— START OF Input —

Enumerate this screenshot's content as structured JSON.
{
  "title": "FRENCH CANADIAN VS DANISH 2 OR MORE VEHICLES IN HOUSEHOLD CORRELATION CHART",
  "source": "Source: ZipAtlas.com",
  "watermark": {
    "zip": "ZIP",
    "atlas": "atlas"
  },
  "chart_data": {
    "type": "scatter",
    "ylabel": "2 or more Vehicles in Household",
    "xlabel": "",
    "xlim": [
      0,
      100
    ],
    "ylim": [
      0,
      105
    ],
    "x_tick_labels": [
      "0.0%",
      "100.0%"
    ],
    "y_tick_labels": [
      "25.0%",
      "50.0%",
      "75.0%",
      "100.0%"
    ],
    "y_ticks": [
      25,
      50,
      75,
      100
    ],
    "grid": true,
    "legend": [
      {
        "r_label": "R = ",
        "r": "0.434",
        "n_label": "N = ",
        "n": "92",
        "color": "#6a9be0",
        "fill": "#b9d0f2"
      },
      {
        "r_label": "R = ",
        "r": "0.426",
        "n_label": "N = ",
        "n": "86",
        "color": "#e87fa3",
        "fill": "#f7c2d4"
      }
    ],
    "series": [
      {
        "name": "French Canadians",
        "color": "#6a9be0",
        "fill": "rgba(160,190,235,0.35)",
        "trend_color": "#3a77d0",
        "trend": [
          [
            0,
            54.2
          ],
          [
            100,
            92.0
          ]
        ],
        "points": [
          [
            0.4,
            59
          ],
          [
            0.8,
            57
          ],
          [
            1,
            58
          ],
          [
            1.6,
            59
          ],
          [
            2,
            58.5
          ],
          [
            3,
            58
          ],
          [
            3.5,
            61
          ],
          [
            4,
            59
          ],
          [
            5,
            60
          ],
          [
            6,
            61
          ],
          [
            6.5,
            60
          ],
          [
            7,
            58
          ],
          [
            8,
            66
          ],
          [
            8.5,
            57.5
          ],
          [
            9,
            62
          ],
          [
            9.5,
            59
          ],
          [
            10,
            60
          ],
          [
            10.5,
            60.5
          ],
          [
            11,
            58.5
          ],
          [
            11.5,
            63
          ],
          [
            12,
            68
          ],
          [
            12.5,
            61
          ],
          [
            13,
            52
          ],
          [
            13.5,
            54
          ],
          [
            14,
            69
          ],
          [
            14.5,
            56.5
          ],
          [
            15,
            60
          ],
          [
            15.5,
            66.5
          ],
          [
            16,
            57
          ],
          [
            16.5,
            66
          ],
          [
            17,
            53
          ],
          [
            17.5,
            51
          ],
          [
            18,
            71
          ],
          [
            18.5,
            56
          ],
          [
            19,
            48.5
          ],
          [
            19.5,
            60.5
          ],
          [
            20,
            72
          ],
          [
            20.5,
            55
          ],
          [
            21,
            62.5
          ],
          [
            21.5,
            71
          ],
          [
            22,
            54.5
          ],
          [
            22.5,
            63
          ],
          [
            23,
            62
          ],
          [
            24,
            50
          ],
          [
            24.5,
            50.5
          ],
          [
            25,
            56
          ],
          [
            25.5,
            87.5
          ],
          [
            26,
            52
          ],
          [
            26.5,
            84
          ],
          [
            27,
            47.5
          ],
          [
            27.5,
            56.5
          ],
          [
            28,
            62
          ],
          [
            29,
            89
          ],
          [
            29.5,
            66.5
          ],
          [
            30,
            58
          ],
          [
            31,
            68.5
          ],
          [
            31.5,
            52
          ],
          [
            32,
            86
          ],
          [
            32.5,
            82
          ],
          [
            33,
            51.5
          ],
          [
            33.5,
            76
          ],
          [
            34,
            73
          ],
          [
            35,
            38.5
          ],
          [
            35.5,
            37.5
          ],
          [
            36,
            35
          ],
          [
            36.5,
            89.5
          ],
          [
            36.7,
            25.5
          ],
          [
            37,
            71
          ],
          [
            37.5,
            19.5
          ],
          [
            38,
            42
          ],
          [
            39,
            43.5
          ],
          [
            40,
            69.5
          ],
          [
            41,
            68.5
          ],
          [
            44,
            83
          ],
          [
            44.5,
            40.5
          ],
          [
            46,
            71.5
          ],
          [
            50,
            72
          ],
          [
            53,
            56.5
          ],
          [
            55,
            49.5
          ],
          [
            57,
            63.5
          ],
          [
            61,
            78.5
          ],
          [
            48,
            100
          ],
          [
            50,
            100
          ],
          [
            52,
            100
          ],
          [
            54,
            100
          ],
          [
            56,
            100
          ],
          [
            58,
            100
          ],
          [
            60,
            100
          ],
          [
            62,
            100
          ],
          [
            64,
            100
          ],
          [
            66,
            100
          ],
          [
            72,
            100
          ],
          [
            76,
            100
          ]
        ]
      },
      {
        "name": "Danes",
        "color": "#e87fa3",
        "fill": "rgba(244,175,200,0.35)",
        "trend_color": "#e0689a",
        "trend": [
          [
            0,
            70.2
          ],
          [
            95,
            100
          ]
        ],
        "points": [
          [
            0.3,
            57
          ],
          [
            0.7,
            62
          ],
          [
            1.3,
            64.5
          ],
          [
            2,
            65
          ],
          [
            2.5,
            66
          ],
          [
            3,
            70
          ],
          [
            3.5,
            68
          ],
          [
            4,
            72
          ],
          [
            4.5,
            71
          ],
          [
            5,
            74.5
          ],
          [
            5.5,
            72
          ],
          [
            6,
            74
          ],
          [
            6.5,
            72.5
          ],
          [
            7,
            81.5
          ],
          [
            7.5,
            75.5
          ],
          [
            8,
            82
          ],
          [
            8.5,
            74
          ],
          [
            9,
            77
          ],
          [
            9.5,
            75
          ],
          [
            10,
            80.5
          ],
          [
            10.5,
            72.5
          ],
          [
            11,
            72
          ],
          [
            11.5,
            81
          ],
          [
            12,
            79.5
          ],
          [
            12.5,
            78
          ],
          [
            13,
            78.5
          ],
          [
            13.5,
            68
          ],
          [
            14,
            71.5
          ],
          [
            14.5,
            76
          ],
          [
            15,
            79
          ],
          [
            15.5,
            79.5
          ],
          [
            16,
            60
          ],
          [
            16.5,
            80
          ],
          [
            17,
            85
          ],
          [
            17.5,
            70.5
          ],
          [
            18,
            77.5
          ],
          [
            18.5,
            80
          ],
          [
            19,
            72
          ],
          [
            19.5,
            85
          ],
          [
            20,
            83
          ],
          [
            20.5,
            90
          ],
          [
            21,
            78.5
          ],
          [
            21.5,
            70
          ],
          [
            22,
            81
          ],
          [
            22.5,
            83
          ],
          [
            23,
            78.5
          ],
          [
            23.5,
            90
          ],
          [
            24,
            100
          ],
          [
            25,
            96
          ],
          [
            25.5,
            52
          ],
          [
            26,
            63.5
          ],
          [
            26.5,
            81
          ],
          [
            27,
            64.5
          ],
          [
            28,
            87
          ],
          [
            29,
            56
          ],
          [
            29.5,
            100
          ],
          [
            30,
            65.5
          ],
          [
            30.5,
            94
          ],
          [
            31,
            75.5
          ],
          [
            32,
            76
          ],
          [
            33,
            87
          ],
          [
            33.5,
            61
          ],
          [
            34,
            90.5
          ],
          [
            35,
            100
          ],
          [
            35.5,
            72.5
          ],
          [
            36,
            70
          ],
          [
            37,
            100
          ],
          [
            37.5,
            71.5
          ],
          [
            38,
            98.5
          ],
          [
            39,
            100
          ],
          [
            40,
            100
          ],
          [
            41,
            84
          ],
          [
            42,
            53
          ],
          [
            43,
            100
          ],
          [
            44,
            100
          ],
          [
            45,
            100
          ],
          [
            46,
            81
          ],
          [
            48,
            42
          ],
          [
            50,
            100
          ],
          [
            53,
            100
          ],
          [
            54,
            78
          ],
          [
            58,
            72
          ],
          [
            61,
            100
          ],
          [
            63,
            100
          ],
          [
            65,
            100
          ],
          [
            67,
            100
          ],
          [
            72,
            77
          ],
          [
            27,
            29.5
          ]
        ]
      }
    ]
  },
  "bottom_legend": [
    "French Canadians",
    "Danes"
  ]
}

— END OF Input —

Copy all lines from the material that include "fill".

        "fill": "#b9d0f2"
        "fill": "#f7c2d4"
        "fill": "rgba(160,190,235,0.35)",
        "fill": "rgba(244,175,200,0.35)",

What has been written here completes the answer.